→ **AUFGABEN**
a) In welchem Zeitraum wird laut dem Text über die Eisheiligen dieser Heiligen gedacht?
b) Bitte schreib den Text über die Eisheiligen im Anschluss an seinen letzten Satz weiter.

→ **TEXTABSCHNITT**
+ + +

Gaby Bachmann über Eisheilige und andere Heilige

Seit ich das Gärtnern entdeckt habe, begegne ich nicht nur in der Kirche den Heiligen. Gerade der Monat Mai kennt ganz spezielle Heilige.

Als Kind erzählte mir meine Grossmutter immer von Bauernregeln und Gedenktagen von Heiligen wie den Eisheiligen Mamertus, Pankratius, Servatius, Bonifatius und Sophia. Denen, so sagte sie mir, werde vom 11. bis 15. Mai gedacht, und Sprichworte wie «Pankrazi, Servazi und Bonifazi sind drei frostige Bazi» gab sie an mich weiter. Auch die Kalte Sophie durfte bei ihrer Aufzählung nicht fehlen, denn diese wies auf die Nachtfröste hin, die bis Mitte Mai vorkommen können.

Für empfindliche Pflanzen können sie Folgen haben: «Die Kalte Sophie macht alles hie», sagt eine Bauernregel. Die Eisheiligen zählen zu den Wetterheiligen und waren im vierten oder fünften Jahrhundert Märtyrer und Bischöfe, die für ihren Glauben gestorben sind. Der Begriff Eisheilige kommt daher, dass es im Mai häufig Kälteeinbrüche gab, die durch Nachtfröste empfindliche Pflanzen erfrieren liessen. Deshalb galt die Regel, erst nach den Eisheiligen zu säen oder Pflanzen ins Freie zu setzen.

+ + +

→ **AUSGELESENE EINTRÄGE**
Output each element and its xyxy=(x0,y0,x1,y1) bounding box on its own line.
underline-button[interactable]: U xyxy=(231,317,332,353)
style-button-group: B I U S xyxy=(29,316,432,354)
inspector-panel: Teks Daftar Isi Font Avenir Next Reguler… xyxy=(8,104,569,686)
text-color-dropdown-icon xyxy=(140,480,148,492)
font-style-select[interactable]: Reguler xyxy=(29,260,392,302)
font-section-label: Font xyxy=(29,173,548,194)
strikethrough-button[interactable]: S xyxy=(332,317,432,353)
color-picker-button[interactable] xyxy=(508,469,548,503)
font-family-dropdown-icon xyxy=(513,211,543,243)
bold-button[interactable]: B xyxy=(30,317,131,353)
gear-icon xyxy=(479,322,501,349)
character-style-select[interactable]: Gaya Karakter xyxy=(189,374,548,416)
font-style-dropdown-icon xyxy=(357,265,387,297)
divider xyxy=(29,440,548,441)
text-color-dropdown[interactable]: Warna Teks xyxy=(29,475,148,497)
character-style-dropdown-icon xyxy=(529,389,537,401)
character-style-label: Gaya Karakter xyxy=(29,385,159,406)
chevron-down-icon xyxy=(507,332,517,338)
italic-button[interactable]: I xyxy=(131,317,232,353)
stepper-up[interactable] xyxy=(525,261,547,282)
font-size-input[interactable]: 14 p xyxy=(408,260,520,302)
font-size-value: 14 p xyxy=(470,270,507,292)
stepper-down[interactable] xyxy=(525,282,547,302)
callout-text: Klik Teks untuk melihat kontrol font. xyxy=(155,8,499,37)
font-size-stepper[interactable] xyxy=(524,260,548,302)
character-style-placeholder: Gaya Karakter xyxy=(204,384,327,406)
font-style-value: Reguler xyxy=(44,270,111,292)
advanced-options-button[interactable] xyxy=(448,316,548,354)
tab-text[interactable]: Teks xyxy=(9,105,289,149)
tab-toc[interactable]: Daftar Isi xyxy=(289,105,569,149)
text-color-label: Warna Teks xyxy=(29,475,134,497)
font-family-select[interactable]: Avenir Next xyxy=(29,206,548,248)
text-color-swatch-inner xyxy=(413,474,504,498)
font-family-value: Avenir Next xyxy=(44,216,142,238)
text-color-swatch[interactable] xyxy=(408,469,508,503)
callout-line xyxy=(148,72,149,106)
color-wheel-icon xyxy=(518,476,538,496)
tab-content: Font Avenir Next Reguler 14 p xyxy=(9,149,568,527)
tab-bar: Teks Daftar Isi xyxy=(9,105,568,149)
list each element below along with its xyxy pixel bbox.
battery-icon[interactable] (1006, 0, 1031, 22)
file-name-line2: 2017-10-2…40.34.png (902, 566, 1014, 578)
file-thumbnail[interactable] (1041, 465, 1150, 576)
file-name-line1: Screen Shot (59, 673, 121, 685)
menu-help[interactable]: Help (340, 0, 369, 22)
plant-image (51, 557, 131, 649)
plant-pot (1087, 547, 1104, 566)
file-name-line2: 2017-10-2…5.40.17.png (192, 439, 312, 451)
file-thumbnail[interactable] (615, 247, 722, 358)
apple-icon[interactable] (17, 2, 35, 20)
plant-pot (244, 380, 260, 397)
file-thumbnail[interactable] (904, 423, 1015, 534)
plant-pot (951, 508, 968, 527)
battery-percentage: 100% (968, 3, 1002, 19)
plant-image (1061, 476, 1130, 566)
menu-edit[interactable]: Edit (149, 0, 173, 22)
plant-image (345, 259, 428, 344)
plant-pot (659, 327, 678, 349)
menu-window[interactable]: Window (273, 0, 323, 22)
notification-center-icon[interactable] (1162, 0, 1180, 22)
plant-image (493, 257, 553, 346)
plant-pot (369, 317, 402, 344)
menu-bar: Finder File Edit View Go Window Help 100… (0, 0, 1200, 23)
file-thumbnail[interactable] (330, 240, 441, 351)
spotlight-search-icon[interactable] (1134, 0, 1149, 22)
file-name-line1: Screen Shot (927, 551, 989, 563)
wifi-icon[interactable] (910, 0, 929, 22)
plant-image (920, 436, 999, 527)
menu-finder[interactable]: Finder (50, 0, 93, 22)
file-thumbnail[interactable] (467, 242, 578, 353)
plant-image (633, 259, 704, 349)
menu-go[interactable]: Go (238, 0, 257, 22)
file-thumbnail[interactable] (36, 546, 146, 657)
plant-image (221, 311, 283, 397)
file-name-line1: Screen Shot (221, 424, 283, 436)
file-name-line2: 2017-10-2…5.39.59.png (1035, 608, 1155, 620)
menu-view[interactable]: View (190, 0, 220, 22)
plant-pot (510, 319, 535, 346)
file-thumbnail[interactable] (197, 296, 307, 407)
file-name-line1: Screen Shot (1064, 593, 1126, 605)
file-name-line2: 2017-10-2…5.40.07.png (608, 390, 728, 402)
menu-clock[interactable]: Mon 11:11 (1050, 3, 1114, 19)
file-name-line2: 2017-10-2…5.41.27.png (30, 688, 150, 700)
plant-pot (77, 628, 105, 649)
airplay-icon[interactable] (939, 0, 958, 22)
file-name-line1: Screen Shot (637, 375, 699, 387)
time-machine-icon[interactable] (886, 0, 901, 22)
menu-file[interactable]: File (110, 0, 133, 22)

+ + +

→ **ERGEBNISSE**
a) Vom 11. bis 15. Mai.

b)
Die katholische Kirche hat viele Menschen heiliggesprochen. Aber es gibt Menschen bis heute, die sind für mich heilig: zum Beispiel ein Journalist in einem Kriegsgebiet, der sich dafür einsetzt, dass die Wahrheit ans Licht kommt, eine Sozialarbeiterin, die durch die Strassen zieht und Obdachlosen Essen und Kleider verteilt, Frauen und Männer, die sich für Gleichstellung und gleiche Löhne am Arbeitsplatz einsetzen, usw. Die untenstehende Geschichte drückt etwas von dem aus, was ein/e Heilige/r ist.

Ein kleiner Junge kam mit seiner Mutter an einer grossen Kirche vorbei. Er schaute an der Kirche hoch und sagte: «Mutti, schau mal, die grossen Fenster sind ja ganz schön schmutzig, die sehen aber gar nicht schön aus.» Daraufhin ging die Mutter mit ihm in die Kirche. Hier waren die Fenster, die von aussen ganz grau und schmutzig aussahen, plötzlich strahlend bunt und leuchteten in den hellsten Farben. Da staunte der Junge und schaute sich die Fenster genau an. Über dem Altar war ein auffallend schönes Fenster zu sehen – mit vielen Heiligenfiguren. Und durch eine Figur strahlte gerade die Sonne hindurch, sodass sie besonders hell war. «Mama, wer ist das?», wollte der kleine Junge wissen. Die Mutter antwortete: «Das ist ein Heiliger, der heilige Franziskus.»

Der Junge merkte sich das gut. Ein paar Tage später fragte die Religionslehrerin in der Schule ihre Schüler: «Wer von euch kann mir sagen, was ein Heiliger ist?» Da war grosses Schweigen in der Klasse. Nur der kleine Junge meldete sich und sagte: «Ein Heiliger ist ein Mensch, durch den die Sonne scheint!»

(Aus dem Buch: Damit für dich die Sonne scheint, von Cornelia Haverkamp)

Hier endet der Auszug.